## Job
Will you print the material below without altering a single character?

### Data shown

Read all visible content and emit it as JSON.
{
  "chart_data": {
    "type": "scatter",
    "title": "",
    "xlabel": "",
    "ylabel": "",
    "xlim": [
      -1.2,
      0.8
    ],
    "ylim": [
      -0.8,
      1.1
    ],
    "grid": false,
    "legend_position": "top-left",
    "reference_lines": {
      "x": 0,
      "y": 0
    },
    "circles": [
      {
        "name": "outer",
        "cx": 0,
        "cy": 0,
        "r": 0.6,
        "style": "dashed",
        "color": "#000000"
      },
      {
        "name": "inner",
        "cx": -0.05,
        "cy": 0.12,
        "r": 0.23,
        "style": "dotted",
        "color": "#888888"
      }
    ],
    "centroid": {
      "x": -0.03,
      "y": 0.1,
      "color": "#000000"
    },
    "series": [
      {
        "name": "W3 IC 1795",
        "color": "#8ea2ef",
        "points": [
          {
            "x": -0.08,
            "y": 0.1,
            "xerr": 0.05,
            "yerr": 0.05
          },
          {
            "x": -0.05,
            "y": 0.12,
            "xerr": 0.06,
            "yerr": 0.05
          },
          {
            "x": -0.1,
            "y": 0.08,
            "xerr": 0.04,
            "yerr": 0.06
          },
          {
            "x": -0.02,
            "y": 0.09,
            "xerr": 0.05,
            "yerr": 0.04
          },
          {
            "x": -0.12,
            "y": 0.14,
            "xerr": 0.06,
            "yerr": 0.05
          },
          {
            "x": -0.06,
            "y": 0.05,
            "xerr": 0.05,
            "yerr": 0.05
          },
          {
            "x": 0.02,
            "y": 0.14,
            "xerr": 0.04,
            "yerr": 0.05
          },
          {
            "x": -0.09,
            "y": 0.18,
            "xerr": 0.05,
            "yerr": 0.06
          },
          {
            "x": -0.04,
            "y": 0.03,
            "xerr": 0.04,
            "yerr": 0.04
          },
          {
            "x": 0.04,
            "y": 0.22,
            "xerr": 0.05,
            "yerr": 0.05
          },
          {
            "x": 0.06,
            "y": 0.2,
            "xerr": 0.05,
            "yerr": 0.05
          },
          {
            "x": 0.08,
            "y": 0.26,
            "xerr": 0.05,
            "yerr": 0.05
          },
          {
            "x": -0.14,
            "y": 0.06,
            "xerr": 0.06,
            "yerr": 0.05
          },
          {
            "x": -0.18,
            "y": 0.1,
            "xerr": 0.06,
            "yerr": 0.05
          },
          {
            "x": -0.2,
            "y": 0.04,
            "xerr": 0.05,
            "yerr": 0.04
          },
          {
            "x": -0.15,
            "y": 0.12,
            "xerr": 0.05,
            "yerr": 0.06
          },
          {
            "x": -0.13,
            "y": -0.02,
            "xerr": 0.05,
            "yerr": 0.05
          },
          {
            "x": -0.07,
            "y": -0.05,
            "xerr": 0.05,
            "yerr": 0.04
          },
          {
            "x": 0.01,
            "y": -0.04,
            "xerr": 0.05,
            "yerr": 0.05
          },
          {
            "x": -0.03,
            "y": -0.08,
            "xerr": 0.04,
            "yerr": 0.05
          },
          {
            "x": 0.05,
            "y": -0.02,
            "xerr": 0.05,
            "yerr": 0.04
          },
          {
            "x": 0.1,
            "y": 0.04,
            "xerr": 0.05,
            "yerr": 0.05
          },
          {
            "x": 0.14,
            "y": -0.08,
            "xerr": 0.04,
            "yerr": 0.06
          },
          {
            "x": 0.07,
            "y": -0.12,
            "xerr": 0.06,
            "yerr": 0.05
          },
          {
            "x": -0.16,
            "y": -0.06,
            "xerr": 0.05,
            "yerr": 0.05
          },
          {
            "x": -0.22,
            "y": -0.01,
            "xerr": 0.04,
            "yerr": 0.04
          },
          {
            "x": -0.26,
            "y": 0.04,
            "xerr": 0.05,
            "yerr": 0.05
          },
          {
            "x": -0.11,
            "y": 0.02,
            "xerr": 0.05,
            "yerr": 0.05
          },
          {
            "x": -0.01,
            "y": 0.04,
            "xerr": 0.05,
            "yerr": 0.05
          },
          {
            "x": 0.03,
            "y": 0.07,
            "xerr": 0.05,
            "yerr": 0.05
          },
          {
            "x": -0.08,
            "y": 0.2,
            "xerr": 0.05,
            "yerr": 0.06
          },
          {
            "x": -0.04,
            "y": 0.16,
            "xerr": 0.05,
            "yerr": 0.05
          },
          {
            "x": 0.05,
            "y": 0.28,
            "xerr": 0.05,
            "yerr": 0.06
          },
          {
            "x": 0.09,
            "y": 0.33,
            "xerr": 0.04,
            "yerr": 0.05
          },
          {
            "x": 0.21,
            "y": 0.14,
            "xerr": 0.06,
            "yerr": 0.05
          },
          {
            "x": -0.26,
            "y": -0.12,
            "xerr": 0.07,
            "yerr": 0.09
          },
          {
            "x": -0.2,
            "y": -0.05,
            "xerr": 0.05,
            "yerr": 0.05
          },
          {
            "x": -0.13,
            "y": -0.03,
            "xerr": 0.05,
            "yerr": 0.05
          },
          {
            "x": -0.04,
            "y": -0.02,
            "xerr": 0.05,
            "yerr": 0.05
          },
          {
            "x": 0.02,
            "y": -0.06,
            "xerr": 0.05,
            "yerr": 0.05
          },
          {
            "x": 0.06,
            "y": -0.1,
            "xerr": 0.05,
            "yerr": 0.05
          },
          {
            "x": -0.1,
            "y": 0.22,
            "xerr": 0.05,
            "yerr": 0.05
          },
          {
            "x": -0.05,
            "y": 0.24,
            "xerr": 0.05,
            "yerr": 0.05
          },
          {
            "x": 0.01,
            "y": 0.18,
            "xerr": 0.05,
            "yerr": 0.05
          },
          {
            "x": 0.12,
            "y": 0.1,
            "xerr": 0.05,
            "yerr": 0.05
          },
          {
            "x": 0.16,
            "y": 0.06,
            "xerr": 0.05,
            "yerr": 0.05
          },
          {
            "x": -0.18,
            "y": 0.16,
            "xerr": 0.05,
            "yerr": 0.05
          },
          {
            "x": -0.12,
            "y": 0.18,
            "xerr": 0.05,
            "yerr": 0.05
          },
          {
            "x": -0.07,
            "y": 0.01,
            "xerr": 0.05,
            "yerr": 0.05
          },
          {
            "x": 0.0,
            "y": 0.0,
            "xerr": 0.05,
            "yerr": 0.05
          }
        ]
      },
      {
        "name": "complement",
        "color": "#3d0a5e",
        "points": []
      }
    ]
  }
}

######

## Response
Read all visible content and emit it as JSON.
{
  "chart_data": {
    "type": "scatter",
    "title": "",
    "xlabel": "",
    "ylabel": "",
    "xlim": [
      -1.2,
      0.8
    ],
    "ylim": [
      -0.8,
      1.1
    ],
    "grid": false,
    "legend_position": "top-left",
    "reference_lines": {
      "x": 0,
      "y": 0
    },
    "circles": [
      {
        "name": "outer",
        "cx": 0,
        "cy": 0,
        "r": 0.6,
        "style": "dashed",
        "color": "#000000"
      },
      {
        "name": "inner",
        "cx": -0.05,
        "cy": 0.12,
        "r": 0.23,
        "style": "dotted",
        "color": "#888888"
      }
    ],
    "centroid": {
      "x": -0.03,
      "y": 0.1,
      "color": "#000000"
    },
    "series": [
      {
        "name": "W3 IC 1795",
        "color": "#8ea2ef",
        "points": [
          {
            "x": -0.08,
            "y": 0.1,
            "xerr": 0.05,
            "yerr": 0.05
          },
          {
            "x": -0.05,
            "y": 0.12,
            "xerr": 0.06,
            "yerr": 0.05
          },
          {
            "x": -0.1,
            "y": 0.08,
            "xerr": 0.04,
            "yerr": 0.06
          },
          {
            "x": -0.02,
            "y": 0.09,
            "xerr": 0.05,
            "yerr": 0.04
          },
          {
            "x": -0.12,
            "y": 0.14,
            "xerr": 0.06,
            "yerr": 0.05
          },
          {
            "x": -0.06,
            "y": 0.05,
            "xerr": 0.05,
            "yerr": 0.05
          },
          {
            "x": 0.02,
            "y": 0.14,
            "xerr": 0.04,
            "yerr": 0.05
          },
          {
            "x": -0.09,
            "y": 0.18,
            "xerr": 0.05,
            "yerr": 0.06
          },
          {
            "x": -0.04,
            "y": 0.03,
            "xerr": 0.04,
            "yerr": 0.04
          },
          {
            "x": 0.04,
            "y": 0.22,
            "xerr": 0.05,
            "yerr": 0.05
          },
          {
            "x": 0.06,
            "y": 0.2,
            "xerr": 0.05,
            "yerr": 0.05
          },
          {
            "x": 0.08,
            "y": 0.26,
            "xerr": 0.05,
            "yerr": 0.05
          },
          {
            "x": -0.14,
            "y": 0.06,
            "xerr": 0.06,
            "yerr": 0.05
          },
          {
            "x": -0.18,
            "y": 0.1,
            "xerr": 0.06,
            "yerr": 0.05
          },
          {
            "x": -0.2,
            "y": 0.04,
            "xerr": 0.05,
            "yerr": 0.04
          },
          {
            "x": -0.15,
            "y": 0.12,
            "xerr": 0.05,
            "yerr": 0.06
          },
          {
            "x": -0.13,
            "y": -0.02,
            "xerr": 0.05,
            "yerr": 0.05
          },
          {
            "x": -0.07,
            "y": -0.05,
            "xerr": 0.05,
            "yerr": 0.04
          },
          {
            "x": 0.01,
            "y": -0.04,
            "xerr": 0.05,
            "yerr": 0.05
          },
          {
            "x": -0.03,
            "y": -0.08,
            "xerr": 0.04,
            "yerr": 0.05
          },
          {
            "x": 0.05,
            "y": -0.02,
            "xerr": 0.05,
            "yerr": 0.04
          },
          {
            "x": 0.1,
            "y": 0.04,
            "xerr": 0.05,
            "yerr": 0.05
          },
          {
            "x": 0.14,
            "y": -0.08,
            "xerr": 0.04,
            "yerr": 0.06
          },
          {
            "x": 0.07,
            "y": -0.12,
            "xerr": 0.06,
            "yerr": 0.05
          },
          {
            "x": -0.16,
            "y": -0.06,
            "xerr": 0.05,
            "yerr": 0.05
          },
          {
            "x": -0.22,
            "y": -0.01,
            "xerr": 0.04,
            "yerr": 0.04
          },
          {
            "x": -0.26,
            "y": 0.04,
            "xerr": 0.05,
            "yerr": 0.05
          },
          {
            "x": -0.11,
            "y": 0.02,
            "xerr": 0.05,
            "yerr": 0.05
          },
          {
            "x": -0.01,
            "y": 0.04,
            "xerr": 0.05,
            "yerr": 0.05
          },
          {
            "x": 0.03,
            "y": 0.07,
            "xerr": 0.05,
            "yerr": 0.05
          },
          {
            "x": -0.08,
            "y": 0.2,
            "xerr": 0.05,
            "yerr": 0.06
          },
          {
            "x": -0.04,
            "y": 0.16,
            "xerr": 0.05,
            "yerr": 0.05
          },
          {
            "x": 0.05,
            "y": 0.28,
            "xerr": 0.05,
            "yerr": 0.06
          },
          {
            "x": 0.09,
            "y": 0.33,
            "xerr": 0.04,
            "yerr": 0.05
          },
          {
            "x": 0.21,
            "y": 0.14,
            "xerr": 0.06,
            "yerr": 0.05
          },
          {
            "x": -0.26,
            "y": -0.12,
            "xerr": 0.07,
            "yerr": 0.09
          },
          {
            "x": -0.2,
            "y": -0.05,
            "xerr": 0.05,
            "yerr": 0.05
          },
          {
            "x": -0.13,
            "y": -0.03,
            "xerr": 0.05,
            "yerr": 0.05
          },
          {
            "x": -0.04,
            "y": -0.02,
            "xerr": 0.05,
            "yerr": 0.05
          },
          {
            "x": 0.02,
            "y": -0.06,
            "xerr": 0.05,
            "yerr": 0.05
          },
          {
            "x": 0.06,
            "y": -0.1,
            "xerr": 0.05,
            "yerr": 0.05
          },
          {
            "x": -0.1,
            "y": 0.22,
            "xerr": 0.05,
            "yerr": 0.05
          },
          {
            "x": -0.05,
            "y": 0.24,
            "xerr": 0.05,
            "yerr": 0.05
          },
          {
            "x": 0.01,
            "y": 0.18,
            "xerr": 0.05,
            "yerr": 0.05
          },
          {
            "x": 0.12,
            "y": 0.1,
            "xerr": 0.05,
            "yerr": 0.05
          },
          {
            "x": 0.16,
            "y": 0.06,
            "xerr": 0.05,
            "yerr": 0.05
          },
          {
            "x": -0.18,
            "y": 0.16,
            "xerr": 0.05,
            "yerr": 0.05
          },
          {
            "x": -0.12,
            "y": 0.18,
            "xerr": 0.05,
            "yerr": 0.05
          },
          {
            "x": -0.07,
            "y": 0.01,
            "xerr": 0.05,
            "yerr": 0.05
          },
          {
            "x": 0.0,
            "y": 0.0,
            "xerr": 0.05,
            "yerr": 0.05
          }
        ]
      },
      {
        "name": "complement",
        "color": "#3d0a5e",
        "points": []
      }
    ]
  }
}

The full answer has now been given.